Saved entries
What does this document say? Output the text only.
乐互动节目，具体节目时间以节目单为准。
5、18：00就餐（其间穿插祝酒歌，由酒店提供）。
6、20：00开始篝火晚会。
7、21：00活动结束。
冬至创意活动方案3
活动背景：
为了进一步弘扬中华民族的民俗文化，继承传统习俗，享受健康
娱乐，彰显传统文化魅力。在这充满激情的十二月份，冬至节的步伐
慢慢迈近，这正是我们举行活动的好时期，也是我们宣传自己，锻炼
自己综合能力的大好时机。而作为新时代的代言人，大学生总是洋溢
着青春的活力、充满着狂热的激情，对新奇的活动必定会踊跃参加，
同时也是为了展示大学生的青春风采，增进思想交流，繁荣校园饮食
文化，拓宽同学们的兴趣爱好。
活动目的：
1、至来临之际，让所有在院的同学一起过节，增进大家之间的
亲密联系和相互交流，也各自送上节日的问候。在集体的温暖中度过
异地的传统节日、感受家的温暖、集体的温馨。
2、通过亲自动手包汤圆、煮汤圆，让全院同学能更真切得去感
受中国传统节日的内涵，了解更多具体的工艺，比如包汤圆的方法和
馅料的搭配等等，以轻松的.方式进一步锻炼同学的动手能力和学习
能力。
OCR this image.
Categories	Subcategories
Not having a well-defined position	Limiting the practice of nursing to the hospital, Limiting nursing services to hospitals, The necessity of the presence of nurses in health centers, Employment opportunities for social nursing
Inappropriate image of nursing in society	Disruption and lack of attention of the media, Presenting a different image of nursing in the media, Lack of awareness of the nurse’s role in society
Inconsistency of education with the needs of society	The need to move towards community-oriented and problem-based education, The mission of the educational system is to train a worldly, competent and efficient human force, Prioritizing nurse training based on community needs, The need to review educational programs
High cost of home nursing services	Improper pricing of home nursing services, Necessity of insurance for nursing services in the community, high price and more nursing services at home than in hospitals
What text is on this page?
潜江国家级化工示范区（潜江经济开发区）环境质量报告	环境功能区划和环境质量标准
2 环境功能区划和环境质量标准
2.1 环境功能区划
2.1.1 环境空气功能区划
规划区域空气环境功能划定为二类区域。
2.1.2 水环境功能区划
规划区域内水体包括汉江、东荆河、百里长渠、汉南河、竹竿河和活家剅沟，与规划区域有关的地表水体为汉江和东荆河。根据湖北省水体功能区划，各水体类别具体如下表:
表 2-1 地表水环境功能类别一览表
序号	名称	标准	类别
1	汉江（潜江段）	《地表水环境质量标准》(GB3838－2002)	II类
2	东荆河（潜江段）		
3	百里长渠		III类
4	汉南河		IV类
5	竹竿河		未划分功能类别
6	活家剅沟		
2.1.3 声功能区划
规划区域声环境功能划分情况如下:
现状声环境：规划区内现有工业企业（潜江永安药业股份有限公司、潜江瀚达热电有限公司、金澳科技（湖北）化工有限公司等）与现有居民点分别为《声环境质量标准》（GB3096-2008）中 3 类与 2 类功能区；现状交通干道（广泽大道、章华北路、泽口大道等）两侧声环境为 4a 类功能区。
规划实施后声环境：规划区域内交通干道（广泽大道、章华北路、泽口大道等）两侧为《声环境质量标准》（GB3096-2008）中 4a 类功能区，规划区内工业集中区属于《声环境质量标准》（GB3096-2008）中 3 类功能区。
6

» **YOUR INSTRUCTIONS**
Check each line of the records above for the string "What", and report every line that has it.

» **EXERCISE OUTPUT**
What does this document say? Output the text only.
What text is on this page?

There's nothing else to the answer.